# [Request]
Copy out every line of the items below, character for character, without changing anything.

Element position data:
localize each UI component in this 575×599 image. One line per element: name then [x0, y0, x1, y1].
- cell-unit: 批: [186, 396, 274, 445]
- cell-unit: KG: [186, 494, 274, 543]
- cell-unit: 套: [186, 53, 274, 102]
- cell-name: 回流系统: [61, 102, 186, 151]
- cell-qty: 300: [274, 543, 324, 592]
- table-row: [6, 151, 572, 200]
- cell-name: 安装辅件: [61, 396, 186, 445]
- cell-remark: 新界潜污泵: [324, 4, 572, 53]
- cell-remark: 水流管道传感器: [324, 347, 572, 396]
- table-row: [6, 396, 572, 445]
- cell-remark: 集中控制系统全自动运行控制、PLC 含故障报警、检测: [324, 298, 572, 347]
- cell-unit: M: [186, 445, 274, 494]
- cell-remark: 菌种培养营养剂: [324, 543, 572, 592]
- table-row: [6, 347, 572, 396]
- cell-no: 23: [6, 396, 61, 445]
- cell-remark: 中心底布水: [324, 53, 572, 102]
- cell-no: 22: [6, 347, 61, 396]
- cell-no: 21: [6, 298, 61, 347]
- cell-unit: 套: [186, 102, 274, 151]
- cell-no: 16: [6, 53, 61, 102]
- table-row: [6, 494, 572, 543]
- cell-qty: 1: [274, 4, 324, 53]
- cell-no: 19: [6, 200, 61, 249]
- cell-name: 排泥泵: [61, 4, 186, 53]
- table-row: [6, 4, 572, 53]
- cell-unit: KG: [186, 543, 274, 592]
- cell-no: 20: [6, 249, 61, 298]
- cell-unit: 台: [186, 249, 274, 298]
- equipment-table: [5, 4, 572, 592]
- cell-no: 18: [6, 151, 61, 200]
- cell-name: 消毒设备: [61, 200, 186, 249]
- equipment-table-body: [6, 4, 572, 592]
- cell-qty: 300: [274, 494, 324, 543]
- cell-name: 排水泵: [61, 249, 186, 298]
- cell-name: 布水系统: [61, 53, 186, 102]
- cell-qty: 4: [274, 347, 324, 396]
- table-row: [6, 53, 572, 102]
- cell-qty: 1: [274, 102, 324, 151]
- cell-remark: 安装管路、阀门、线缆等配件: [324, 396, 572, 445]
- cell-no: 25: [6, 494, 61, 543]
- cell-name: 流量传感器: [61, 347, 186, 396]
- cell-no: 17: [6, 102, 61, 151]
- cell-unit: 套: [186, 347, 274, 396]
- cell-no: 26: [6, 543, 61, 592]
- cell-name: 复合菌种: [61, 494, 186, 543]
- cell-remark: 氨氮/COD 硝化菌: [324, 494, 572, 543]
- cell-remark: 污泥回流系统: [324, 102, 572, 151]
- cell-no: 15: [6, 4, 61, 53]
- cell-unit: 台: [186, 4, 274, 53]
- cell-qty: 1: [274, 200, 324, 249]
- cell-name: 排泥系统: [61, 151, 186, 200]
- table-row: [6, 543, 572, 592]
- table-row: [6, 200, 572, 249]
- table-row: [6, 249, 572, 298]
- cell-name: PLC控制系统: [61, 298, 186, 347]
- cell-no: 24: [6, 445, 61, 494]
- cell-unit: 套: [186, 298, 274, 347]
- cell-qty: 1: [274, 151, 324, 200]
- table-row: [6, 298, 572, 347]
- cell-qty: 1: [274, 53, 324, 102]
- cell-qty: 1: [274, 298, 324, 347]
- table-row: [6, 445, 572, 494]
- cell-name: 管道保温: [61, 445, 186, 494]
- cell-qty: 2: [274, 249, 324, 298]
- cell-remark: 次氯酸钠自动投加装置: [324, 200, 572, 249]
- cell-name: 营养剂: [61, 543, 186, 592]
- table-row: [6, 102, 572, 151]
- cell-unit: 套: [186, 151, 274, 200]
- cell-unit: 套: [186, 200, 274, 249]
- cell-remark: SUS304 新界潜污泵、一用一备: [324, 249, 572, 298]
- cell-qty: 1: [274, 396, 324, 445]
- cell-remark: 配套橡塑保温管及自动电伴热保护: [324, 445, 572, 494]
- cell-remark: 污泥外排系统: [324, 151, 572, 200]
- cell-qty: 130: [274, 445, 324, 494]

# [The response]
localize each UI component in this 575×599 image. One line per element: name then [x0, y0, x1, y1].
- cell-unit: 批: [186, 396, 274, 445]
- cell-unit: KG: [186, 494, 274, 543]
- cell-unit: 套: [186, 53, 274, 102]
- cell-name: 回流系统: [61, 102, 186, 151]
- cell-qty: 300: [274, 543, 324, 592]
- table-row: [6, 151, 572, 200]
- cell-name: 安装辅件: [61, 396, 186, 445]
- cell-remark: 新界潜污泵: [324, 4, 572, 53]
- cell-remark: 水流管道传感器: [324, 347, 572, 396]
- table-row: [6, 396, 572, 445]
- cell-remark: 集中控制系统全自动运行控制、PLC 含故障报警、检测: [324, 298, 572, 347]
- cell-unit: M: [186, 445, 274, 494]
- cell-remark: 菌种培养营养剂: [324, 543, 572, 592]
- table-row: [6, 347, 572, 396]
- cell-no: 23: [6, 396, 61, 445]
- cell-remark: 中心底布水: [324, 53, 572, 102]
- cell-no: 22: [6, 347, 61, 396]
- cell-no: 21: [6, 298, 61, 347]
- cell-unit: 套: [186, 102, 274, 151]
- cell-no: 16: [6, 53, 61, 102]
- table-row: [6, 494, 572, 543]
- cell-qty: 1: [274, 4, 324, 53]
- cell-no: 19: [6, 200, 61, 249]
- cell-name: 排泥泵: [61, 4, 186, 53]
- table-row: [6, 4, 572, 53]
- cell-unit: KG: [186, 543, 274, 592]
- cell-no: 20: [6, 249, 61, 298]
- cell-unit: 台: [186, 249, 274, 298]
- equipment-table: [5, 4, 572, 592]
- cell-no: 18: [6, 151, 61, 200]
- cell-name: 消毒设备: [61, 200, 186, 249]
- equipment-table-body: [6, 4, 572, 592]
- cell-qty: 300: [274, 494, 324, 543]
- cell-name: 排水泵: [61, 249, 186, 298]
- cell-name: 布水系统: [61, 53, 186, 102]
- cell-qty: 4: [274, 347, 324, 396]
- table-row: [6, 53, 572, 102]
- cell-qty: 1: [274, 102, 324, 151]
- cell-remark: 安装管路、阀门、线缆等配件: [324, 396, 572, 445]
- cell-no: 25: [6, 494, 61, 543]
- cell-name: 流量传感器: [61, 347, 186, 396]
- cell-no: 17: [6, 102, 61, 151]
- cell-unit: 套: [186, 347, 274, 396]
- cell-no: 26: [6, 543, 61, 592]
- cell-name: 复合菌种: [61, 494, 186, 543]
- cell-remark: 氨氮/COD 硝化菌: [324, 494, 572, 543]
- cell-remark: 污泥回流系统: [324, 102, 572, 151]
- cell-no: 15: [6, 4, 61, 53]
- cell-unit: 台: [186, 4, 274, 53]
- cell-qty: 1: [274, 200, 324, 249]
- cell-name: 排泥系统: [61, 151, 186, 200]
- table-row: [6, 543, 572, 592]
- table-row: [6, 200, 572, 249]
- table-row: [6, 249, 572, 298]
- cell-name: PLC控制系统: [61, 298, 186, 347]
- cell-no: 24: [6, 445, 61, 494]
- cell-unit: 套: [186, 298, 274, 347]
- cell-qty: 1: [274, 151, 324, 200]
- table-row: [6, 298, 572, 347]
- cell-qty: 1: [274, 53, 324, 102]
- cell-qty: 1: [274, 298, 324, 347]
- table-row: [6, 445, 572, 494]
- cell-name: 管道保温: [61, 445, 186, 494]
- cell-qty: 2: [274, 249, 324, 298]
- cell-remark: 次氯酸钠自动投加装置: [324, 200, 572, 249]
- cell-name: 营养剂: [61, 543, 186, 592]
- table-row: [6, 102, 572, 151]
- cell-unit: 套: [186, 151, 274, 200]
- cell-unit: 套: [186, 200, 274, 249]
- cell-remark: SUS304 新界潜污泵、一用一备: [324, 249, 572, 298]
- cell-qty: 1: [274, 396, 324, 445]
- cell-remark: 配套橡塑保温管及自动电伴热保护: [324, 445, 572, 494]
- cell-remark: 污泥外排系统: [324, 151, 572, 200]
- cell-qty: 130: [274, 445, 324, 494]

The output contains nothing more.